## Start Raw data
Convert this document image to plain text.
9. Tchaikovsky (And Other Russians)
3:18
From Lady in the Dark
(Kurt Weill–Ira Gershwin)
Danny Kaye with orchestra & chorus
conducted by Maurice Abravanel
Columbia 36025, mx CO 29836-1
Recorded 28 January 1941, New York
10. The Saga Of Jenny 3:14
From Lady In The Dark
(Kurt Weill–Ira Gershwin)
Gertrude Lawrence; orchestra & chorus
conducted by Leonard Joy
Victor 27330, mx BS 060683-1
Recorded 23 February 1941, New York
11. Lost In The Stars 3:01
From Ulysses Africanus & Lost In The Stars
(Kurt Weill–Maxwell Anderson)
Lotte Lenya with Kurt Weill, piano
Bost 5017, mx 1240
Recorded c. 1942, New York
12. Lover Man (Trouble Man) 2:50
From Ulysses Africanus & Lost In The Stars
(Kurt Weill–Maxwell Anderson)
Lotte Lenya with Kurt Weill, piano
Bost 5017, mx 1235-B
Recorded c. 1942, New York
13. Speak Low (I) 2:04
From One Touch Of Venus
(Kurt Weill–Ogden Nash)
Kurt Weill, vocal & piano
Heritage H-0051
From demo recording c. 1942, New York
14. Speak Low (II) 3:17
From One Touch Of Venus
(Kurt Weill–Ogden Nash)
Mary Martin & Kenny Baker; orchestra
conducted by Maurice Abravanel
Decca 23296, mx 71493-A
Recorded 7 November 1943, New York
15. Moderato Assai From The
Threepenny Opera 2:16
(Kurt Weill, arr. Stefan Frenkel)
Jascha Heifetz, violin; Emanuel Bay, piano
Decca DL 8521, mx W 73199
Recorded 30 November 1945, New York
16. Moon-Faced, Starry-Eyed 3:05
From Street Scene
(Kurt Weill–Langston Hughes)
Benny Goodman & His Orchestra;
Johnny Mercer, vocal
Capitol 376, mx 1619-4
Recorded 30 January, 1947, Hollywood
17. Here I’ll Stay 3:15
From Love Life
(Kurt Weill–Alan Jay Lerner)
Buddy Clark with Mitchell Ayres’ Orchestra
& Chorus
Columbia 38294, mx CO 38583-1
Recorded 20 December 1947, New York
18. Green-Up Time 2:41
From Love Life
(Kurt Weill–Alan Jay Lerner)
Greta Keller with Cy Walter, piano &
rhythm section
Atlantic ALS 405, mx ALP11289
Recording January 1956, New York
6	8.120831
## End Raw data
### What to do:
Pick out each line that holds the string "Recorded".

### Exercise answer:
Recorded 28 January 1941, New York
Recorded 23 February 1941, New York
Recorded c. 1942, New York
Recorded c. 1942, New York
Recorded 7 November 1943, New York
Recorded 30 November 1945, New York
Recorded 30 January, 1947, Hollywood
Recorded 20 December 1947, New York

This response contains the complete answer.